# [REQUIRED WORK]
Go through the entries and say how many lines contain the string "right". The number is the whole answer.

- - -

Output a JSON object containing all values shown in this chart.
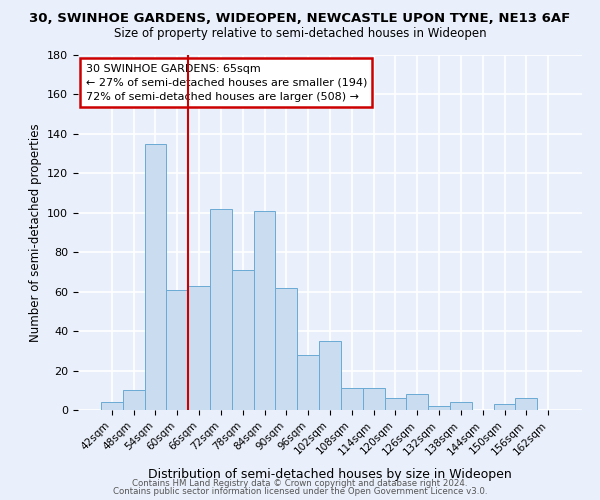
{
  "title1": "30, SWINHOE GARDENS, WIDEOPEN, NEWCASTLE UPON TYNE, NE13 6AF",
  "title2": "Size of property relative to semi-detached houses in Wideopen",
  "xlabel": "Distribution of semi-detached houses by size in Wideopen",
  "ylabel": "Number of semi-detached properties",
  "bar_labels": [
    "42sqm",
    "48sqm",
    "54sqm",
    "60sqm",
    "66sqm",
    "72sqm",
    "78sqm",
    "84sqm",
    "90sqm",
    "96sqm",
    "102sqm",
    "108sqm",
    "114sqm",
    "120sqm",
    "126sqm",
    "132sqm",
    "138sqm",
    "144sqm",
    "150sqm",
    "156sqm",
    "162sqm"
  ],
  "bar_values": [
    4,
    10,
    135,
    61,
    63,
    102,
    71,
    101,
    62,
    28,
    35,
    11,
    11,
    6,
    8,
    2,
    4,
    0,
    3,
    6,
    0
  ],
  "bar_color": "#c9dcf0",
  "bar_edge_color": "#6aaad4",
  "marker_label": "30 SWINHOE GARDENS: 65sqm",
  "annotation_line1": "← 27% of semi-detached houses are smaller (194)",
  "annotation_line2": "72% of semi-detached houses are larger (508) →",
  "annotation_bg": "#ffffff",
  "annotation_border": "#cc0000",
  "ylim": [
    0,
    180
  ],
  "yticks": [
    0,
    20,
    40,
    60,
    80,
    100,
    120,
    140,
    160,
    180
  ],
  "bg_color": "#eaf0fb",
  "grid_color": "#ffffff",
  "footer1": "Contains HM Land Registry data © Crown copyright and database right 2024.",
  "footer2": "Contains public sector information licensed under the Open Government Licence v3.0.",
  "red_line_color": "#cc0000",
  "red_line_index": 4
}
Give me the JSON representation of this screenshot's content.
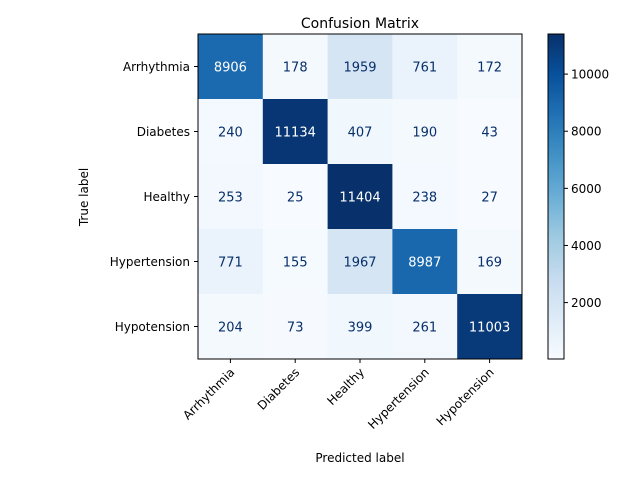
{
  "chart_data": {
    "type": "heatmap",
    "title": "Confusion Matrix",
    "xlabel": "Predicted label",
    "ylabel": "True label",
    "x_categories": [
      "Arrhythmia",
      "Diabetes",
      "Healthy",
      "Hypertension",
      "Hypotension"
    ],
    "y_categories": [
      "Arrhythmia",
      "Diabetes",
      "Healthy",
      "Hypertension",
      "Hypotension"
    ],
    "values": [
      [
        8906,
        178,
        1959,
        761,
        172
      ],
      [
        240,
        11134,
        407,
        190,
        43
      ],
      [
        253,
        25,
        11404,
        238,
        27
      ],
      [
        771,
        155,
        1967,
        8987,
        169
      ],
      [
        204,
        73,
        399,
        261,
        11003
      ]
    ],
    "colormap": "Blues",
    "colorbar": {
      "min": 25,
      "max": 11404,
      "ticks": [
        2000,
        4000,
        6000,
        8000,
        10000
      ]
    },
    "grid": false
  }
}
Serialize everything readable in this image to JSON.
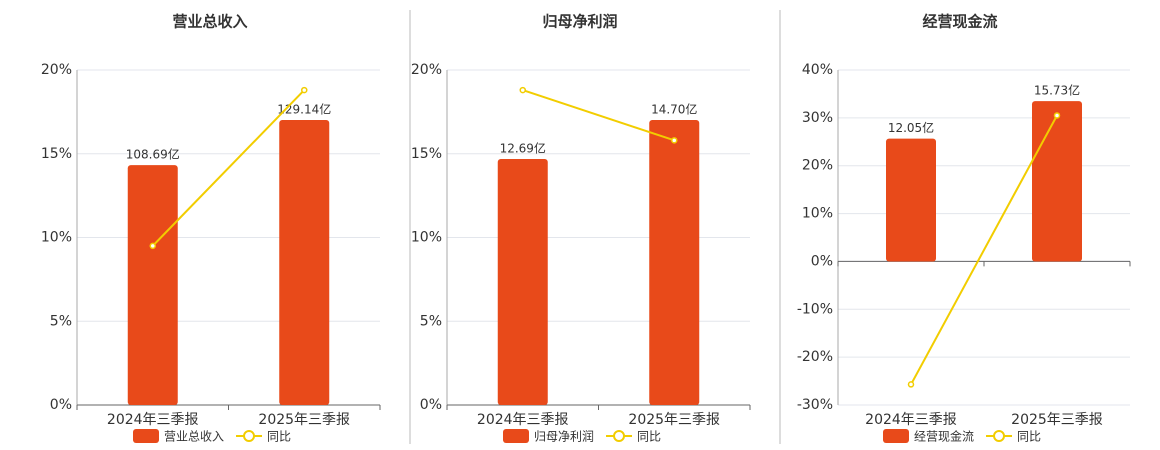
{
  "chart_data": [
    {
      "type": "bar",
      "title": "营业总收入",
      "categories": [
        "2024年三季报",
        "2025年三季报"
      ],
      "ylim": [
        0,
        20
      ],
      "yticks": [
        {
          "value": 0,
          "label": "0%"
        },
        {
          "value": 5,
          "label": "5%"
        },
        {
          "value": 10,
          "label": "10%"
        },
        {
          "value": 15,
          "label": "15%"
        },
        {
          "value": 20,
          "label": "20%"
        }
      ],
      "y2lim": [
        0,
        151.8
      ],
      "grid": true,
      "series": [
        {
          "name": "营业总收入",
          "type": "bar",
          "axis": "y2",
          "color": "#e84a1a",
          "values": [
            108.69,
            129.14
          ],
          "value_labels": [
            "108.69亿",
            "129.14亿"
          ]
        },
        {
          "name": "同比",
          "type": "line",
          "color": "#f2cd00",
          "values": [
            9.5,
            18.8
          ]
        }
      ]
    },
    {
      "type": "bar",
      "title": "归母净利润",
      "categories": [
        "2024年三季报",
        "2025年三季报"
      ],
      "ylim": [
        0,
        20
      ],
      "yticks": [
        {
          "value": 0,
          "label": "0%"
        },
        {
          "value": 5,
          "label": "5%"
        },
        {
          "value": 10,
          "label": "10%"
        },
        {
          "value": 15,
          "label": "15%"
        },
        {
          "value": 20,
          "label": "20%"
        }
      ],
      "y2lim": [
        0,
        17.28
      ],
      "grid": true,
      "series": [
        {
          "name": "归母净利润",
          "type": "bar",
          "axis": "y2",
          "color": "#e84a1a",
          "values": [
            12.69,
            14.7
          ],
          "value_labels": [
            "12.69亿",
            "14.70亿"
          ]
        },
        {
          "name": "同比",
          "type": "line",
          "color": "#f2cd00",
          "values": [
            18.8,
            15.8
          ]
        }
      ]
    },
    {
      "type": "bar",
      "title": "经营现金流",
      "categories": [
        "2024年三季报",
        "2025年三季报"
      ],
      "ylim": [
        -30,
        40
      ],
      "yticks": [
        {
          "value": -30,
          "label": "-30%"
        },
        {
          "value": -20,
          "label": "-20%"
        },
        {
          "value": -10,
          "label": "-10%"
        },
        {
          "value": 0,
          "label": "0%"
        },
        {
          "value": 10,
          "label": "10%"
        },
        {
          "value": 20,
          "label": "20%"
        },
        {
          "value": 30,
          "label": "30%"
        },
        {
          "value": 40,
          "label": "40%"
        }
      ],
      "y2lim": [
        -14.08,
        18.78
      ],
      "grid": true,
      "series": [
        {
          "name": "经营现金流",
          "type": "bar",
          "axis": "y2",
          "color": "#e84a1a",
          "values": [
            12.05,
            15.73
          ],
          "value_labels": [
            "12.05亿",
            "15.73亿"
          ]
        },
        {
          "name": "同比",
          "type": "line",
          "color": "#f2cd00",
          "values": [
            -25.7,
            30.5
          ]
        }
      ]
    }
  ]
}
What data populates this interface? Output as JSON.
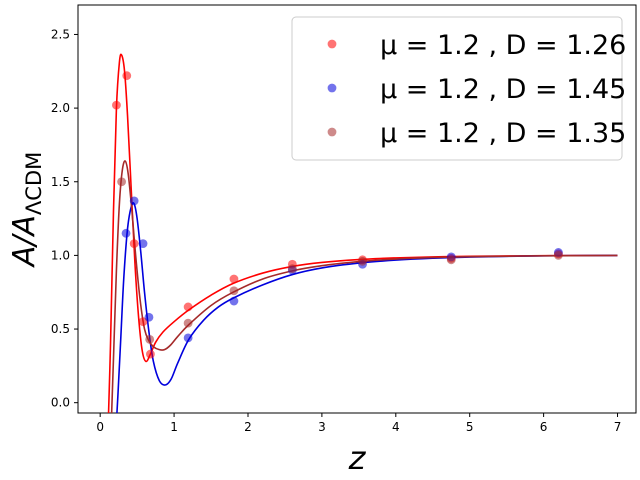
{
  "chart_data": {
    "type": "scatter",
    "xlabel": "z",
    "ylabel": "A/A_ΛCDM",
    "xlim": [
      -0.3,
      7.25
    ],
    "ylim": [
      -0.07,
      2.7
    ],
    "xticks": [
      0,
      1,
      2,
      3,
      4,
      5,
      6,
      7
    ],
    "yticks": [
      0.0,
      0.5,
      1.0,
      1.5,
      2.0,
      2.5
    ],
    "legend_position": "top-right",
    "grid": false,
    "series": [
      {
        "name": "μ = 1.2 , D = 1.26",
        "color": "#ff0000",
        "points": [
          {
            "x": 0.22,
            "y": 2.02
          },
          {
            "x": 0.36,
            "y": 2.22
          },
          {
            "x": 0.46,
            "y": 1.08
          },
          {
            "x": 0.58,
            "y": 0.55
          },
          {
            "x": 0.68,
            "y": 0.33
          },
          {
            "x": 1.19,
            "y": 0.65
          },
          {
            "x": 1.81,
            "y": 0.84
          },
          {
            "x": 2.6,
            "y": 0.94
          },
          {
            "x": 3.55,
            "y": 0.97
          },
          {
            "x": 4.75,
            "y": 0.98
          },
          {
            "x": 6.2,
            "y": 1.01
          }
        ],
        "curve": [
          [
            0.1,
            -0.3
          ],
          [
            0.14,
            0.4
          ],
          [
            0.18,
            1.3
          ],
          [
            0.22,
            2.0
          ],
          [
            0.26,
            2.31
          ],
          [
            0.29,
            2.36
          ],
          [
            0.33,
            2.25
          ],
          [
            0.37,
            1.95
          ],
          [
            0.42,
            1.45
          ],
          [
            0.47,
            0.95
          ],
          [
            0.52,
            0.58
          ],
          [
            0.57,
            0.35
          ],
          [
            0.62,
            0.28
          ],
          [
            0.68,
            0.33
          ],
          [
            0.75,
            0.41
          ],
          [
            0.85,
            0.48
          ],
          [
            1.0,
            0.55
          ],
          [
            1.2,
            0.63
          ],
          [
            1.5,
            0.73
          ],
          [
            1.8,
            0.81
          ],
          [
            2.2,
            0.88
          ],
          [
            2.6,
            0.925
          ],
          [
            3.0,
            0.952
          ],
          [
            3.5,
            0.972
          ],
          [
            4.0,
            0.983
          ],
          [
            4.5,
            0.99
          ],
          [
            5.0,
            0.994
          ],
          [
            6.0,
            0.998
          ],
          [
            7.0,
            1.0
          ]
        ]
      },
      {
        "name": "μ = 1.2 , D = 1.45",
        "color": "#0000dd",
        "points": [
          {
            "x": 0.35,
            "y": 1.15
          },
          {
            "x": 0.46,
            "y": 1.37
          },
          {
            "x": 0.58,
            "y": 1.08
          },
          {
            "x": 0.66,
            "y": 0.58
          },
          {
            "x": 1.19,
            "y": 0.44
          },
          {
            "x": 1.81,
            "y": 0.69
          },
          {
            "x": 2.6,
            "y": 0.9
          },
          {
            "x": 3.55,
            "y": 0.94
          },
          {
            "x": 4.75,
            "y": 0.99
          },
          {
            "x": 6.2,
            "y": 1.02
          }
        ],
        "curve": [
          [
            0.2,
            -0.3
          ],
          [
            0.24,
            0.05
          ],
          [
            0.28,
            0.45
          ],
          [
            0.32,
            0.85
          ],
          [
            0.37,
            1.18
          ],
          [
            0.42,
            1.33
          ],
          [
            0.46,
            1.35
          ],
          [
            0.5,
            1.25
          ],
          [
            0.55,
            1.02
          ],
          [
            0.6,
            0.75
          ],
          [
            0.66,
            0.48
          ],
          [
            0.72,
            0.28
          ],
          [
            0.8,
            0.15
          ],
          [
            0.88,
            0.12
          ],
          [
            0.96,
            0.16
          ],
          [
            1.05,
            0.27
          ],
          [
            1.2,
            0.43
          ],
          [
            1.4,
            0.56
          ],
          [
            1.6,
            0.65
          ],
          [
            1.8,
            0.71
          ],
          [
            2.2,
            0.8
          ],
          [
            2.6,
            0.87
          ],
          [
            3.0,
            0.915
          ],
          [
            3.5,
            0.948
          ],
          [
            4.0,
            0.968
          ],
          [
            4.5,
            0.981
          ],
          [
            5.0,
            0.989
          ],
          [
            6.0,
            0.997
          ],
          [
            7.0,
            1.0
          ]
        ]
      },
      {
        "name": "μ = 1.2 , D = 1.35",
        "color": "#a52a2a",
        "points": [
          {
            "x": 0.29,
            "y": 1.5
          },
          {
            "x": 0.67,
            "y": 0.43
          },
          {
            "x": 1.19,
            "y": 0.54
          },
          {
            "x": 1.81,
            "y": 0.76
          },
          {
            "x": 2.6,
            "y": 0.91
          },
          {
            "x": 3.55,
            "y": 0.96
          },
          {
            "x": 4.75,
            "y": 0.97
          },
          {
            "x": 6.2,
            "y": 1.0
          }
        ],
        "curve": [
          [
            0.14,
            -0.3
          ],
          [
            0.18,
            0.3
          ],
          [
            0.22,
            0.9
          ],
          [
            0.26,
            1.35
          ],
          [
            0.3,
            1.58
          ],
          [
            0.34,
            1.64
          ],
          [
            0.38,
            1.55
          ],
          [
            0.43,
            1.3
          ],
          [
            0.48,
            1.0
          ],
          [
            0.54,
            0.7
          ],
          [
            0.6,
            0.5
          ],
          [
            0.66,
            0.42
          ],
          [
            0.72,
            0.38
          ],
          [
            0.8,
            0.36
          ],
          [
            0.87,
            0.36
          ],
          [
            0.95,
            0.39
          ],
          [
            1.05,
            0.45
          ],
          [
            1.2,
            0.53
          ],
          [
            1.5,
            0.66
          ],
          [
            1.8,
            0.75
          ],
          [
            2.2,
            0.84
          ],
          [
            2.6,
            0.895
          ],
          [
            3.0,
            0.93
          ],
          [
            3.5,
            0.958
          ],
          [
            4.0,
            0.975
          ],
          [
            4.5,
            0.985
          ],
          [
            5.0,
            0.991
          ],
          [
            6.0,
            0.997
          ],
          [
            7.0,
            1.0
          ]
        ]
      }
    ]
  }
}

- - -

# [RESPONSE TO THE TASK]
2